Problem statement —
Across all the records, filter for lines with the word "annotation" and copy them.

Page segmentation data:

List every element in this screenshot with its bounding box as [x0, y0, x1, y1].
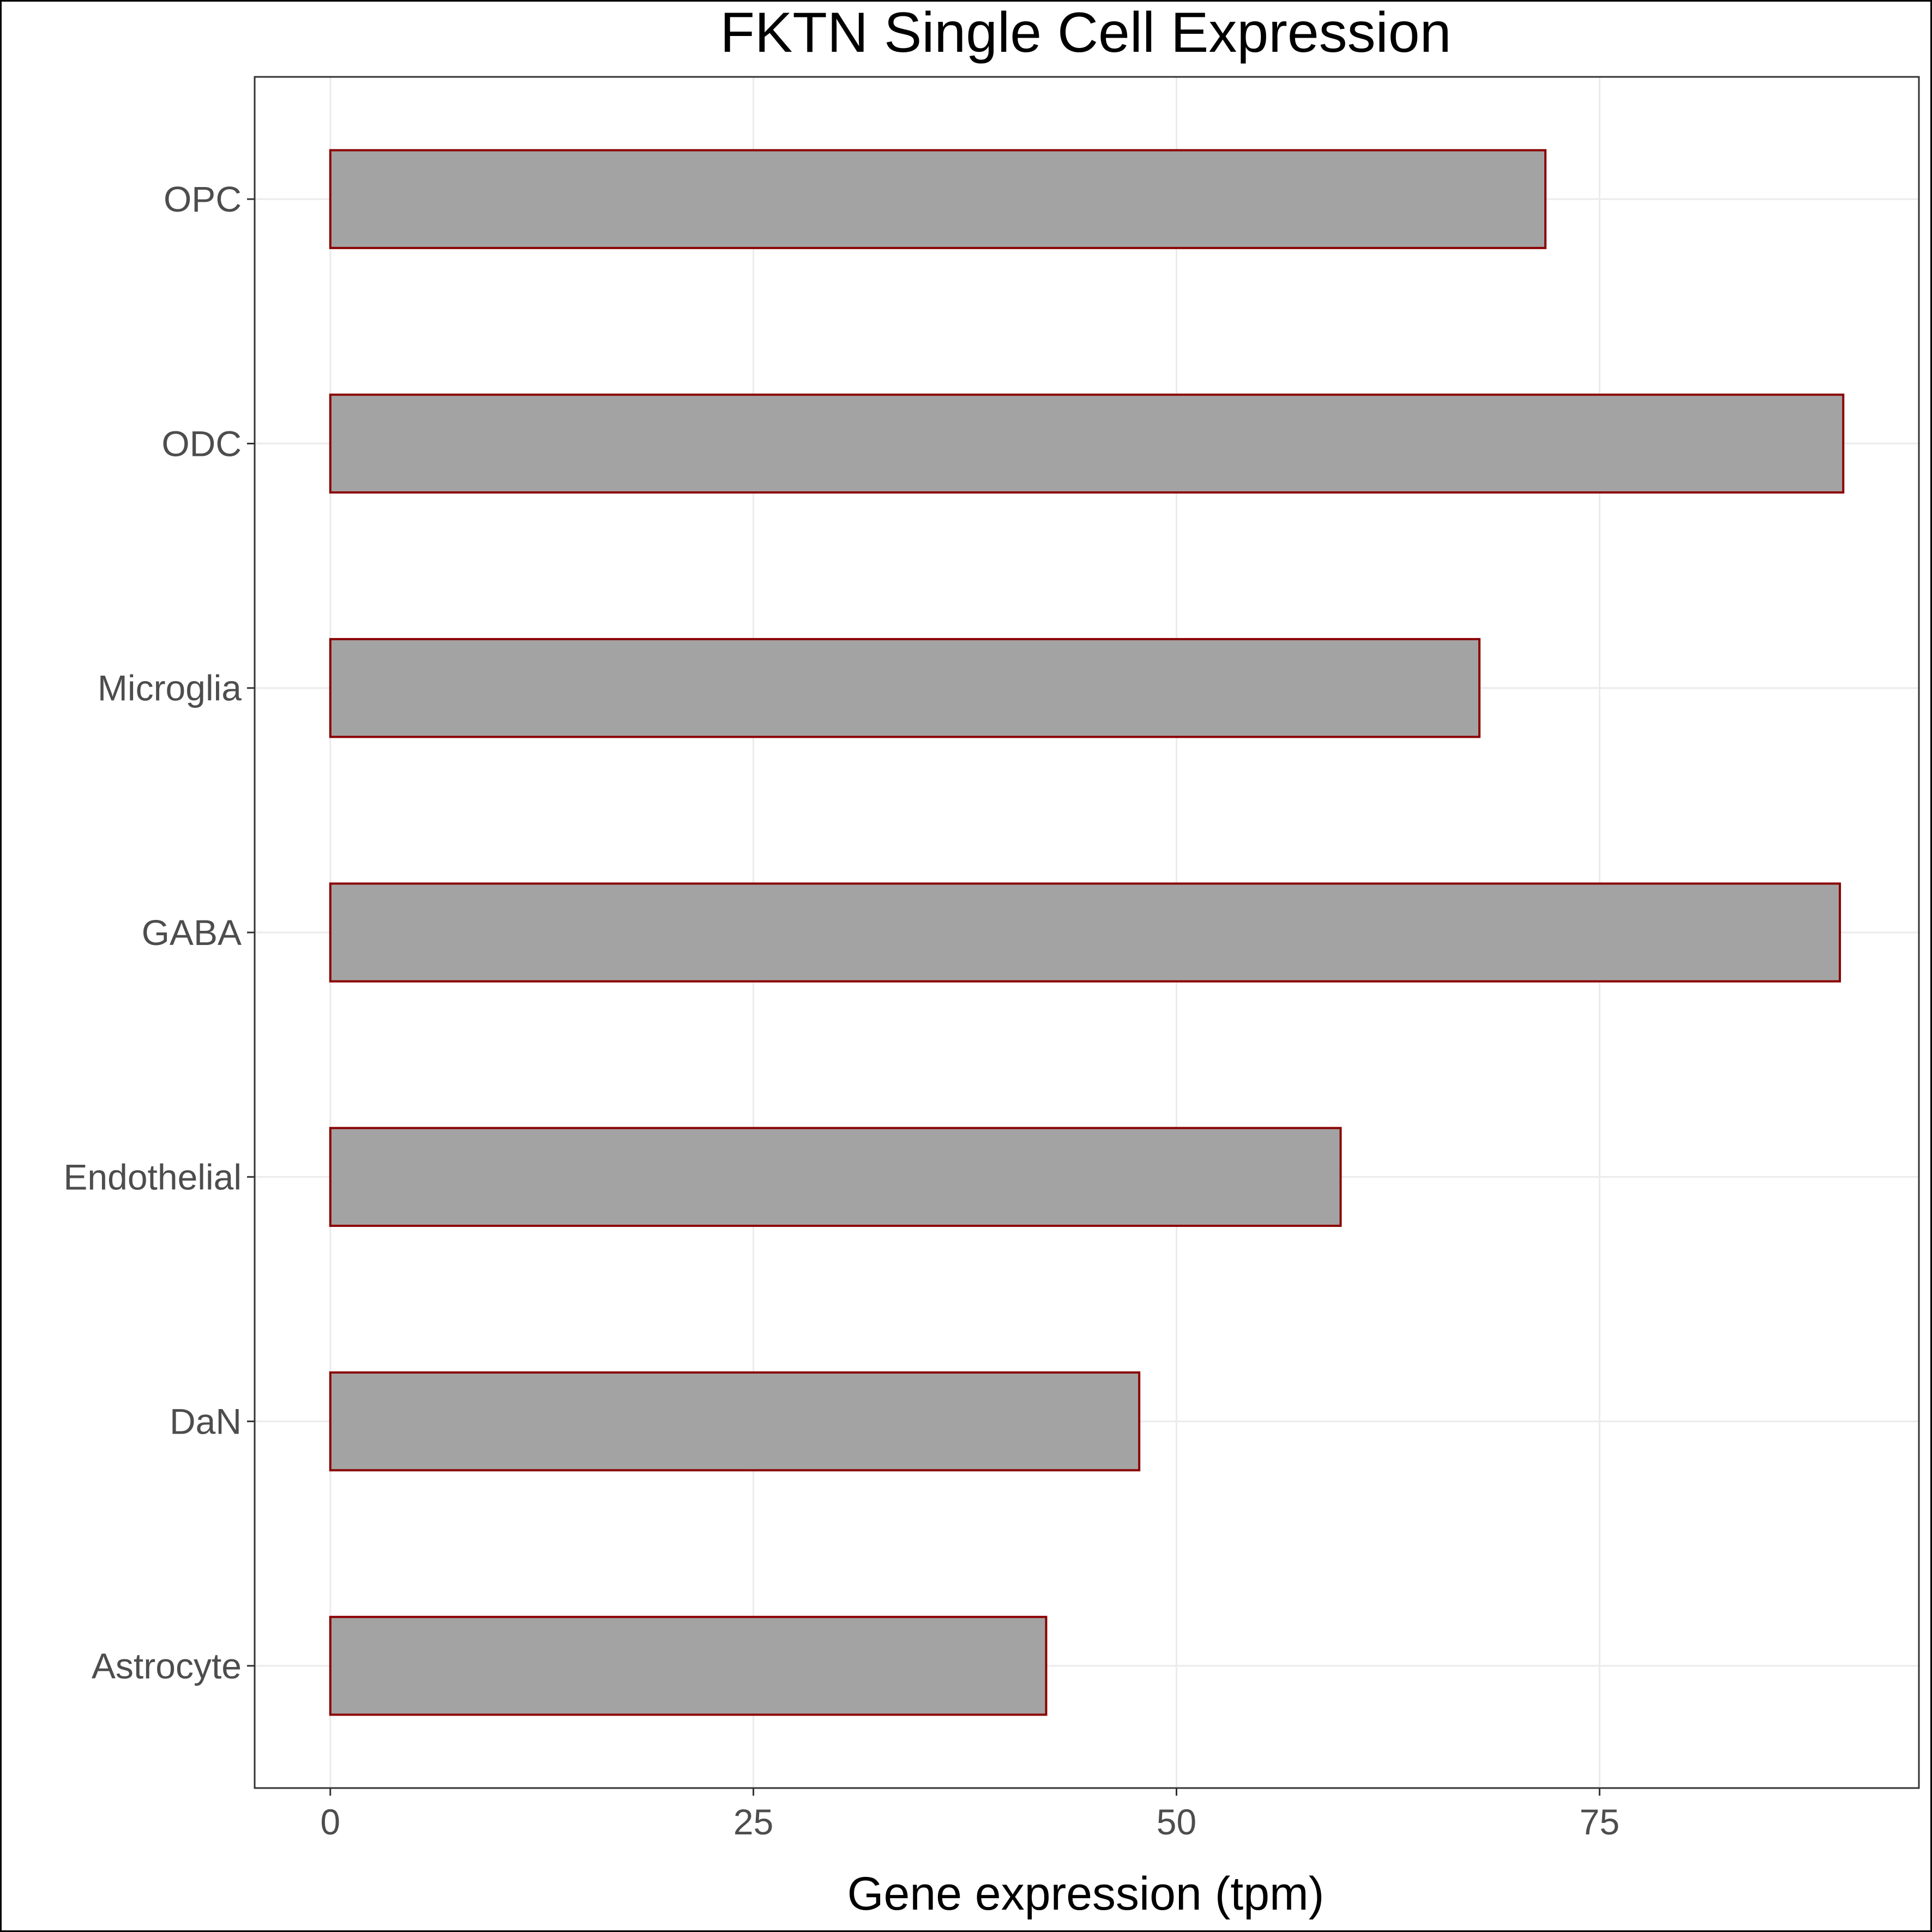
y-tick-label: Microglia: [98, 668, 242, 708]
y-tick-label: GABA: [142, 912, 242, 953]
y-tick-label: OPC: [164, 179, 242, 219]
x-axis-title: Gene expression (tpm): [847, 1868, 1325, 1920]
bar-microglia: [329, 638, 1481, 738]
x-tick-label: 0: [320, 1802, 340, 1842]
x-axis: 0 25 50 75: [320, 1788, 1620, 1842]
bar-opc: [329, 149, 1547, 249]
y-tick-label: DaN: [170, 1401, 242, 1442]
panel-border: [254, 76, 1920, 1789]
bars: [329, 149, 1845, 1716]
y-tick-label: Endothelial: [63, 1157, 242, 1197]
bar-astrocyte: [329, 1616, 1048, 1716]
x-tick-label: 50: [1157, 1802, 1196, 1842]
x-tick-label: 75: [1580, 1802, 1620, 1842]
x-tick-label: 25: [733, 1802, 773, 1842]
y-axis: Astrocyte DaN Endothelial GABA Microglia ODC O…: [63, 179, 255, 1686]
y-tick-label: Astrocyte: [92, 1646, 242, 1686]
bar-gaba: [329, 882, 1841, 983]
y-tick-label: ODC: [161, 423, 242, 464]
chart-title: FKTN Single Cell Expression: [720, 1, 1452, 64]
bar-odc: [329, 393, 1845, 494]
bar-endothelial: [329, 1127, 1342, 1227]
bar-dan: [329, 1371, 1141, 1472]
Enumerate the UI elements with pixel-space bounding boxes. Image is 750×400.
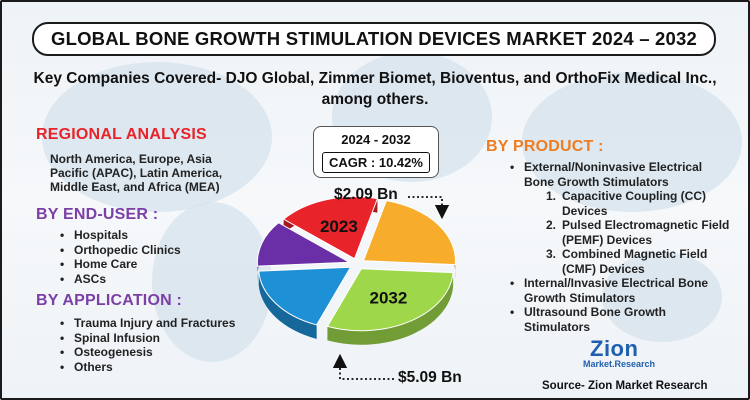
cagr-period: 2024 - 2032 [341,132,411,147]
end-value-arrow [332,353,394,380]
start-value-label: $2.09 Bn [334,186,398,203]
source-text: Source- Zion Market Research [542,380,708,392]
zion-logo: Zion [590,336,639,361]
segment-green-label: 2032 [369,289,407,308]
sub-number: 2. [546,218,557,232]
list-item: Orthopedic Clinics [58,243,258,258]
map-decoration [42,62,272,212]
cagr-box: 2024 - 2032 CAGR : 10.42% [313,126,439,178]
list-item: 2. Pulsed Electromagnetic Field (PEMF) De… [524,218,733,247]
segment-red-label: 2023 [320,217,358,236]
sub-number: 3. [546,247,557,261]
sub-number: 1. [546,189,557,203]
list-item: Home Care [58,257,258,272]
list-item: External/Noninvasive Electrical Bone Gro… [508,160,733,276]
list-item: Ultrasound Bone Growth Stimulators [508,305,733,334]
list-item: Spinal Infusion [58,331,278,346]
segment-blue-side [258,271,317,339]
key-companies-text: Key Companies Covered- DJO Global, Zimme… [33,70,717,108]
title-banner: GLOBAL BONE GROWTH STIMULATION DEVICES M… [32,22,716,56]
segment-yellow [362,200,456,266]
end-user-list: Hospitals Orthopedic Clinics Home Care A… [58,228,258,286]
list-item: 3. Combined Magnetic Field (CMF) Devices [524,247,733,276]
page-title: GLOBAL BONE GROWTH STIMULATION DEVICES M… [51,28,697,49]
list-item: Trauma Injury and Fractures [58,316,278,331]
list-item-text: Pulsed Electromagnetic Field (PEMF) Devi… [562,218,730,247]
list-item-text: Combined Magnetic Field (CMF) Devices [562,247,708,276]
segment-purple [256,222,352,267]
segment-red [282,196,379,260]
list-item: Internal/Invasive Electrical Bone Growth… [508,276,733,305]
list-item: Others [58,360,278,375]
cagr-value: CAGR : 10.42% [322,152,430,173]
application-heading: BY APPLICATION : [36,292,183,309]
list-item: ASCs [58,272,258,287]
list-item: 1. Capacitive Coupling (CC) Devices [524,189,733,218]
list-item-text: Capacitive Coupling (CC) Devices [562,189,707,218]
zion-logo-sub: Market.Research [583,359,656,369]
pie-slices: 2023 2032 [256,196,456,345]
product-list: External/Noninvasive Electrical Bone Gro… [508,160,733,334]
list-item-text: External/Noninvasive Electrical Bone Gro… [524,160,703,189]
segment-blue [258,266,352,326]
application-list: Trauma Injury and Fractures Spinal Infus… [58,316,278,374]
regional-analysis-heading: REGIONAL ANALYSIS [36,126,207,143]
segment-green [326,268,454,332]
list-item: Hospitals [58,228,258,243]
segment-green-side [327,272,454,345]
list-item: Osteogenesis [58,345,278,360]
regional-analysis-text: North America, Europe, Asia Pacific (APA… [50,152,223,194]
product-sublist: 1. Capacitive Coupling (CC) Devices 2. Pul… [524,189,733,276]
end-value-label: $5.09 Bn [398,369,462,386]
by-product-heading: BY PRODUCT : [486,138,604,155]
end-user-heading: BY END-USER : [36,206,159,223]
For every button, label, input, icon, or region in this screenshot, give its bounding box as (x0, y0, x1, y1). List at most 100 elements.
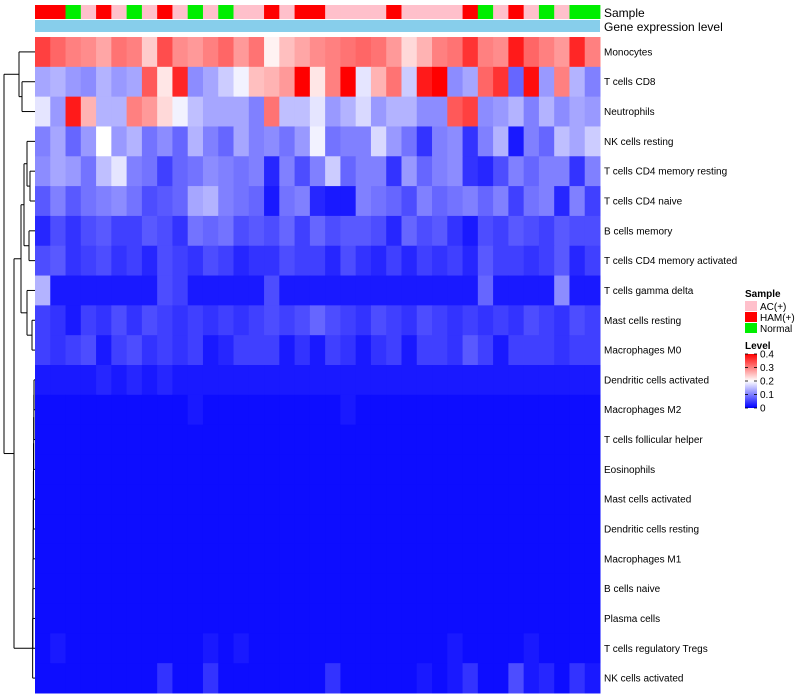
heatmap-cell (462, 394, 479, 426)
heatmap-cell (218, 663, 235, 694)
heatmap-cell (202, 245, 219, 277)
heatmap-cell (50, 543, 67, 575)
heatmap-cell (172, 186, 189, 217)
heatmap-cell (233, 245, 250, 277)
heatmap-cell (141, 633, 158, 664)
heatmap-cell (340, 424, 357, 455)
heatmap-cell (126, 484, 143, 515)
heatmap-cell (508, 573, 525, 605)
heatmap-cell (340, 663, 357, 694)
heatmap-cell (264, 663, 280, 694)
heatmap-cell (172, 126, 189, 157)
heatmap-cell (325, 603, 341, 634)
heatmap-cell (96, 394, 112, 426)
heatmap-cell (538, 126, 555, 157)
heatmap-cell (202, 215, 219, 247)
heatmap-cell (111, 156, 128, 187)
heatmap-cell (126, 454, 143, 485)
heatmap-cell (187, 603, 204, 634)
heatmap-cell (294, 96, 311, 127)
heatmap-cell (157, 335, 173, 366)
heatmap-cell (50, 66, 67, 98)
heatmap-cell (65, 365, 82, 396)
heatmap-cell (141, 126, 158, 157)
heatmap-cell (370, 126, 387, 157)
heatmap-cell (370, 66, 387, 98)
heatmap-cell (584, 365, 601, 396)
heatmap-cell (65, 335, 82, 366)
heatmap-cell (294, 454, 311, 485)
heatmap-cell (569, 543, 586, 575)
heatmap-cell (141, 663, 158, 694)
heatmap-cell (141, 245, 158, 277)
heatmap-cell (462, 305, 479, 336)
heatmap-cell (538, 96, 555, 127)
heatmap-cell (309, 215, 326, 247)
heatmap-cell (141, 365, 158, 396)
heatmap-cell (523, 663, 540, 694)
heatmap-cell (50, 633, 67, 664)
heatmap-cell (202, 186, 219, 217)
heatmap-cell (279, 365, 296, 396)
heatmap-cell (233, 275, 250, 306)
sample-annotation-cell (386, 5, 402, 19)
heatmap-cell (523, 573, 540, 605)
heatmap-cell (370, 335, 387, 366)
heatmap-cell (264, 633, 280, 664)
heatmap-cell (126, 365, 143, 396)
heatmap-cell (340, 245, 357, 277)
heatmap-cell (493, 484, 509, 515)
heatmap-cell (157, 126, 173, 157)
row-label: NK cells activated (604, 674, 683, 685)
heatmap-cell (569, 335, 586, 366)
heatmap-cell (432, 633, 448, 664)
heatmap-cell (508, 66, 525, 98)
legend-level-tick-label: 0.1 (760, 390, 774, 401)
heatmap-cell (584, 156, 601, 187)
heatmap-cell (187, 275, 204, 306)
heatmap-cell (65, 663, 82, 694)
heatmap-cell (202, 275, 219, 306)
heatmap-cell (50, 156, 67, 187)
heatmap-cell (584, 96, 601, 127)
heatmap-cell (569, 37, 586, 68)
sample-annotation-cell (462, 5, 479, 19)
heatmap-cell (340, 633, 357, 664)
heatmap-cell (370, 543, 387, 575)
heatmap-cell (386, 186, 402, 217)
heatmap-cell (65, 514, 82, 545)
heatmap-cell (218, 424, 235, 455)
heatmap-cell (65, 66, 82, 98)
heatmap-cell (416, 454, 433, 485)
heatmap-cell (141, 66, 158, 98)
heatmap-cell (172, 365, 189, 396)
heatmap-cell (370, 96, 387, 127)
row-label: B cells naive (604, 584, 661, 595)
heatmap-cell (233, 186, 250, 217)
heatmap-cell (325, 543, 341, 575)
heatmap-cell (462, 96, 479, 127)
heatmap-cell (508, 484, 525, 515)
heatmap-cell (416, 126, 433, 157)
heatmap-cell (477, 245, 494, 277)
heatmap-cell (126, 305, 143, 336)
heatmap-cell (477, 126, 494, 157)
heatmap-cell (218, 603, 235, 634)
heatmap-cell (401, 484, 418, 515)
sample-annotation-cell (523, 5, 540, 19)
heatmap-cell (126, 633, 143, 664)
heatmap-cell (447, 37, 464, 68)
heatmap-cell (462, 633, 479, 664)
heatmap-cell (554, 484, 570, 515)
heatmap-cell (569, 484, 586, 515)
heatmap-cell (80, 424, 97, 455)
heatmap-cell (126, 335, 143, 366)
heatmap-cell (493, 424, 509, 455)
heatmap-cell (462, 365, 479, 396)
heatmap-cell (386, 514, 402, 545)
heatmap-cell (432, 603, 448, 634)
heatmap-cell (80, 454, 97, 485)
heatmap-cell (416, 543, 433, 575)
heatmap-cell (50, 186, 67, 217)
heatmap-cell (187, 543, 204, 575)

Result of the task —
sample-annotation-cell (386, 5, 402, 19)
sample-annotation-cell (462, 5, 479, 19)
sample-annotation-cell (523, 5, 540, 19)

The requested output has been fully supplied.